Dataset records:
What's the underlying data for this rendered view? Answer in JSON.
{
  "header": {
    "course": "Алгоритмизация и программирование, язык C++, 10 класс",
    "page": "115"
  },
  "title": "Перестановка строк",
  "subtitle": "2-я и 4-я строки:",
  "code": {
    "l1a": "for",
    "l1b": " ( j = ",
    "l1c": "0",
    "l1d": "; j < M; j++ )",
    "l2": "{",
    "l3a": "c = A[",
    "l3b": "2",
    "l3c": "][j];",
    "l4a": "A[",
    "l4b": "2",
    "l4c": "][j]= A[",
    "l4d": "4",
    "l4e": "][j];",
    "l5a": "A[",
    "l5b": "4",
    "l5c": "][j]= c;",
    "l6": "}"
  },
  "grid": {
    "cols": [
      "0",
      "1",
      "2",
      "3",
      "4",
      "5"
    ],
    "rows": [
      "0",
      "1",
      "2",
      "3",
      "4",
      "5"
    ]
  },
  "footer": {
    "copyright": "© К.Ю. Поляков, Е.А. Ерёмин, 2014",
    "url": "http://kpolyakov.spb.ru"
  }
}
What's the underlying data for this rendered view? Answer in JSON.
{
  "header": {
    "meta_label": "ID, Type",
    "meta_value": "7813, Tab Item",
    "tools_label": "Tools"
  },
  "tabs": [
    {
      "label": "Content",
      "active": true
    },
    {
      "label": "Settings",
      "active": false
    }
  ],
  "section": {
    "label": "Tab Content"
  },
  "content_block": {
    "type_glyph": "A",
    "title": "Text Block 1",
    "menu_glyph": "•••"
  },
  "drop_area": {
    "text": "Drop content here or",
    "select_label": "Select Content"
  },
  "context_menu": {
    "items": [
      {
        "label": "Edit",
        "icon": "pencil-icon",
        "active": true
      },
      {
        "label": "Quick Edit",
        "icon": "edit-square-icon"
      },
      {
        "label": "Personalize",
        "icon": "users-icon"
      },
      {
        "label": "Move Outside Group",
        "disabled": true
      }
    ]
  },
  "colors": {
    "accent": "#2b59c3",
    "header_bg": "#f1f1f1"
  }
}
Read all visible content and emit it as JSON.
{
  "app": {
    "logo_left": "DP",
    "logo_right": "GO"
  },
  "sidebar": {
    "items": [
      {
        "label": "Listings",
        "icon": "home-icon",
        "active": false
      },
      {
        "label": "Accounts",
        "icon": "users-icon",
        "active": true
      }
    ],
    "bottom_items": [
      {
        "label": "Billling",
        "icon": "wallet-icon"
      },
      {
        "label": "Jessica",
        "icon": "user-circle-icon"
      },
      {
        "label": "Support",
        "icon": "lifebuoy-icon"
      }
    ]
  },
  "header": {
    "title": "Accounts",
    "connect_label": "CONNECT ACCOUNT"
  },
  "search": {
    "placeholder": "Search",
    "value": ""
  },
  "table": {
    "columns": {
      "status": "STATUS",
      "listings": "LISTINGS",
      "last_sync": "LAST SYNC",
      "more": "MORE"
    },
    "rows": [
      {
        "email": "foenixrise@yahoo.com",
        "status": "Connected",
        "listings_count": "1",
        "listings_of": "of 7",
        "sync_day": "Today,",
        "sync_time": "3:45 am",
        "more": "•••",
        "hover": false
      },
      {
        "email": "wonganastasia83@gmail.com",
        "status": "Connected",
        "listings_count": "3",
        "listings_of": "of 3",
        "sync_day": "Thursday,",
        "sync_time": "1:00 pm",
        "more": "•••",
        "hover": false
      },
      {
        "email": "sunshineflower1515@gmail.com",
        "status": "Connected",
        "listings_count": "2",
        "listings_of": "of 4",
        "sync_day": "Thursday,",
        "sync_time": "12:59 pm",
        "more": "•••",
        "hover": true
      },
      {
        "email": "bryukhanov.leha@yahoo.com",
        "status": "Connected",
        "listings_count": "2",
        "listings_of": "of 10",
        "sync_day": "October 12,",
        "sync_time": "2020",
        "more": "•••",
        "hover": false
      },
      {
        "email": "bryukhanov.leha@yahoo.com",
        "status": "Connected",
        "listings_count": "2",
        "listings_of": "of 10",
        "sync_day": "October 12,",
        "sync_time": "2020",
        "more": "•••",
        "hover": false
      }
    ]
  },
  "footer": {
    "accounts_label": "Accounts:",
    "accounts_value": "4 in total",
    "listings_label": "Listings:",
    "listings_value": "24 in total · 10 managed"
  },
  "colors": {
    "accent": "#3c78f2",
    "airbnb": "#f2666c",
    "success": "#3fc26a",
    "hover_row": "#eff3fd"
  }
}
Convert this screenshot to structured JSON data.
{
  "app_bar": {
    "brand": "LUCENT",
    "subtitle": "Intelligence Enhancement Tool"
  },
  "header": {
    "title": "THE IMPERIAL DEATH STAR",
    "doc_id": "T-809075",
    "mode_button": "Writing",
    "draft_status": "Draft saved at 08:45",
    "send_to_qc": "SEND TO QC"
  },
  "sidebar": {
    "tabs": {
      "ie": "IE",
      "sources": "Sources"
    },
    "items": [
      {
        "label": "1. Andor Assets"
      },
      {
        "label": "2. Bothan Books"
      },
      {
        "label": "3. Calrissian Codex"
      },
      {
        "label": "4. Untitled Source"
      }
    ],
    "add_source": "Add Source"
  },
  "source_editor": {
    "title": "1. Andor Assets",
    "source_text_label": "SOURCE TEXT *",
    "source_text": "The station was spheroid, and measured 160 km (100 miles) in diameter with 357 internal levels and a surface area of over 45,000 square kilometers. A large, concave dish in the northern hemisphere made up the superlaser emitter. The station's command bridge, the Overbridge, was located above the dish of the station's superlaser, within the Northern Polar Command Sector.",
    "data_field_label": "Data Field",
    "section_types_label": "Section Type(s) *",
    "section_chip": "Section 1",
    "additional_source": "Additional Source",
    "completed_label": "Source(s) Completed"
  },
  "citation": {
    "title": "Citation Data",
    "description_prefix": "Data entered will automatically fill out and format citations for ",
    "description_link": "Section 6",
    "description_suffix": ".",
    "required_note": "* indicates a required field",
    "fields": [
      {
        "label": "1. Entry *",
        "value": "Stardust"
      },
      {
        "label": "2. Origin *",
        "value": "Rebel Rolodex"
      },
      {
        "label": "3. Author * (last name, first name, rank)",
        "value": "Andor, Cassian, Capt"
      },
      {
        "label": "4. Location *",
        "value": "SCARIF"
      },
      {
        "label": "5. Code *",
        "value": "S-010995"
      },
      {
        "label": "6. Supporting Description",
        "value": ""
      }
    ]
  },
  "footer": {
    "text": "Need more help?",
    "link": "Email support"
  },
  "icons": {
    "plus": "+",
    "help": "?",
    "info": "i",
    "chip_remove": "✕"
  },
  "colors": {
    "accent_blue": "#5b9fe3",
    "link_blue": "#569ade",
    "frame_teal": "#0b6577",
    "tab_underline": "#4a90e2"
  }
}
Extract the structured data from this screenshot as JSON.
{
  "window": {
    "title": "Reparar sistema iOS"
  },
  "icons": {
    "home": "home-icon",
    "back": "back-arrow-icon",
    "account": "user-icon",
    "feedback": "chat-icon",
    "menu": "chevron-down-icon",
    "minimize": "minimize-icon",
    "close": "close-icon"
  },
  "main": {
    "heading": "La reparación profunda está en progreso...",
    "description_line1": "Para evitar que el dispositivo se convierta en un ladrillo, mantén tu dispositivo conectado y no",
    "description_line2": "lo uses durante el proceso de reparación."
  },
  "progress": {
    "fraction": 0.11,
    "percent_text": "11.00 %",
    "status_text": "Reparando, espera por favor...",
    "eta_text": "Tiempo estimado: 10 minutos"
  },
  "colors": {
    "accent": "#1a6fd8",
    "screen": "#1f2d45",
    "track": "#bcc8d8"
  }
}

### [What is required]
All entries must be repeated verbatim.

### [Result of the task]
What's the underlying data for this rendered view? Answer in JSON.
{
  "header": {
    "course": "Алгоритмизация и программирование, язык C++, 10 класс",
    "page": "115"
  },
  "title": "Перестановка строк",
  "subtitle": "2-я и 4-я строки:",
  "code": {
    "l1a": "for",
    "l1b": " ( j = ",
    "l1c": "0",
    "l1d": "; j < M; j++ )",
    "l2": "{",
    "l3a": "c = A[",
    "l3b": "2",
    "l3c": "][j];",
    "l4a": "A[",
    "l4b": "2",
    "l4c": "][j]= A[",
    "l4d": "4",
    "l4e": "][j];",
    "l5a": "A[",
    "l5b": "4",
    "l5c": "][j]= c;",
    "l6": "}"
  },
  "grid": {
    "cols": [
      "0",
      "1",
      "2",
      "3",
      "4",
      "5"
    ],
    "rows": [
      "0",
      "1",
      "2",
      "3",
      "4",
      "5"
    ]
  },
  "footer": {
    "copyright": "© К.Ю. Поляков, Е.А. Ерёмин, 2014",
    "url": "http://kpolyakov.spb.ru"
  }
}
What's the underlying data for this rendered view? Answer in JSON.
{
  "header": {
    "meta_label": "ID, Type",
    "meta_value": "7813, Tab Item",
    "tools_label": "Tools"
  },
  "tabs": [
    {
      "label": "Content",
      "active": true
    },
    {
      "label": "Settings",
      "active": false
    }
  ],
  "section": {
    "label": "Tab Content"
  },
  "content_block": {
    "type_glyph": "A",
    "title": "Text Block 1",
    "menu_glyph": "•••"
  },
  "drop_area": {
    "text": "Drop content here or",
    "select_label": "Select Content"
  },
  "context_menu": {
    "items": [
      {
        "label": "Edit",
        "icon": "pencil-icon",
        "active": true
      },
      {
        "label": "Quick Edit",
        "icon": "edit-square-icon"
      },
      {
        "label": "Personalize",
        "icon": "users-icon"
      },
      {
        "label": "Move Outside Group",
        "disabled": true
      }
    ]
  },
  "colors": {
    "accent": "#2b59c3",
    "header_bg": "#f1f1f1"
  }
}
Read all visible content and emit it as JSON.
{
  "app": {
    "logo_left": "DP",
    "logo_right": "GO"
  },
  "sidebar": {
    "items": [
      {
        "label": "Listings",
        "icon": "home-icon",
        "active": false
      },
      {
        "label": "Accounts",
        "icon": "users-icon",
        "active": true
      }
    ],
    "bottom_items": [
      {
        "label": "Billling",
        "icon": "wallet-icon"
      },
      {
        "label": "Jessica",
        "icon": "user-circle-icon"
      },
      {
        "label": "Support",
        "icon": "lifebuoy-icon"
      }
    ]
  },
  "header": {
    "title": "Accounts",
    "connect_label": "CONNECT ACCOUNT"
  },
  "search": {
    "placeholder": "Search",
    "value": ""
  },
  "table": {
    "columns": {
      "status": "STATUS",
      "listings": "LISTINGS",
      "last_sync": "LAST SYNC",
      "more": "MORE"
    },
    "rows": [
      {
        "email": "foenixrise@yahoo.com",
        "status": "Connected",
        "listings_count": "1",
        "listings_of": "of 7",
        "sync_day": "Today,",
        "sync_time": "3:45 am",
        "more": "•••",
        "hover": false
      },
      {
        "email": "wonganastasia83@gmail.com",
        "status": "Connected",
        "listings_count": "3",
        "listings_of": "of 3",
        "sync_day": "Thursday,",
        "sync_time": "1:00 pm",
        "more": "•••",
        "hover": false
      },
      {
        "email": "sunshineflower1515@gmail.com",
        "status": "Connected",
        "listings_count": "2",
        "listings_of": "of 4",
        "sync_day": "Thursday,",
        "sync_time": "12:59 pm",
        "more": "•••",
        "hover": true
      },
      {
        "email": "bryukhanov.leha@yahoo.com",
        "status": "Connected",
        "listings_count": "2",
        "listings_of": "of 10",
        "sync_day": "October 12,",
        "sync_time": "2020",
        "more": "•••",
        "hover": false
      },
      {
        "email": "bryukhanov.leha@yahoo.com",
        "status": "Connected",
        "listings_count": "2",
        "listings_of": "of 10",
        "sync_day": "October 12,",
        "sync_time": "2020",
        "more": "•••",
        "hover": false
      }
    ]
  },
  "footer": {
    "accounts_label": "Accounts:",
    "accounts_value": "4 in total",
    "listings_label": "Listings:",
    "listings_value": "24 in total · 10 managed"
  },
  "colors": {
    "accent": "#3c78f2",
    "airbnb": "#f2666c",
    "success": "#3fc26a",
    "hover_row": "#eff3fd"
  }
}
Convert this screenshot to structured JSON data.
{
  "app_bar": {
    "brand": "LUCENT",
    "subtitle": "Intelligence Enhancement Tool"
  },
  "header": {
    "title": "THE IMPERIAL DEATH STAR",
    "doc_id": "T-809075",
    "mode_button": "Writing",
    "draft_status": "Draft saved at 08:45",
    "send_to_qc": "SEND TO QC"
  },
  "sidebar": {
    "tabs": {
      "ie": "IE",
      "sources": "Sources"
    },
    "items": [
      {
        "label": "1. Andor Assets"
      },
      {
        "label": "2. Bothan Books"
      },
      {
        "label": "3. Calrissian Codex"
      },
      {
        "label": "4. Untitled Source"
      }
    ],
    "add_source": "Add Source"
  },
  "source_editor": {
    "title": "1. Andor Assets",
    "source_text_label": "SOURCE TEXT *",
    "source_text": "The station was spheroid, and measured 160 km (100 miles) in diameter with 357 internal levels and a surface area of over 45,000 square kilometers. A large, concave dish in the northern hemisphere made up the superlaser emitter. The station's command bridge, the Overbridge, was located above the dish of the station's superlaser, within the Northern Polar Command Sector.",
    "data_field_label": "Data Field",
    "section_types_label": "Section Type(s) *",
    "section_chip": "Section 1",
    "additional_source": "Additional Source",
    "completed_label": "Source(s) Completed"
  },
  "citation": {
    "title": "Citation Data",
    "description_prefix": "Data entered will automatically fill out and format citations for ",
    "description_link": "Section 6",
    "description_suffix": ".",
    "required_note": "* indicates a required field",
    "fields": [
      {
        "label": "1. Entry *",
        "value": "Stardust"
      },
      {
        "label": "2. Origin *",
        "value": "Rebel Rolodex"
      },
      {
        "label": "3. Author * (last name, first name, rank)",
        "value": "Andor, Cassian, Capt"
      },
      {
        "label": "4. Location *",
        "value": "SCARIF"
      },
      {
        "label": "5. Code *",
        "value": "S-010995"
      },
      {
        "label": "6. Supporting Description",
        "value": ""
      }
    ]
  },
  "footer": {
    "text": "Need more help?",
    "link": "Email support"
  },
  "icons": {
    "plus": "+",
    "help": "?",
    "info": "i",
    "chip_remove": "✕"
  },
  "colors": {
    "accent_blue": "#5b9fe3",
    "link_blue": "#569ade",
    "frame_teal": "#0b6577",
    "tab_underline": "#4a90e2"
  }
}
Extract the structured data from this screenshot as JSON.
{
  "window": {
    "title": "Reparar sistema iOS"
  },
  "icons": {
    "home": "home-icon",
    "back": "back-arrow-icon",
    "account": "user-icon",
    "feedback": "chat-icon",
    "menu": "chevron-down-icon",
    "minimize": "minimize-icon",
    "close": "close-icon"
  },
  "main": {
    "heading": "La reparación profunda está en progreso...",
    "description_line1": "Para evitar que el dispositivo se convierta en un ladrillo, mantén tu dispositivo conectado y no",
    "description_line2": "lo uses durante el proceso de reparación."
  },
  "progress": {
    "fraction": 0.11,
    "percent_text": "11.00 %",
    "status_text": "Reparando, espera por favor...",
    "eta_text": "Tiempo estimado: 10 minutos"
  },
  "colors": {
    "accent": "#1a6fd8",
    "screen": "#1f2d45",
    "track": "#bcc8d8"
  }
}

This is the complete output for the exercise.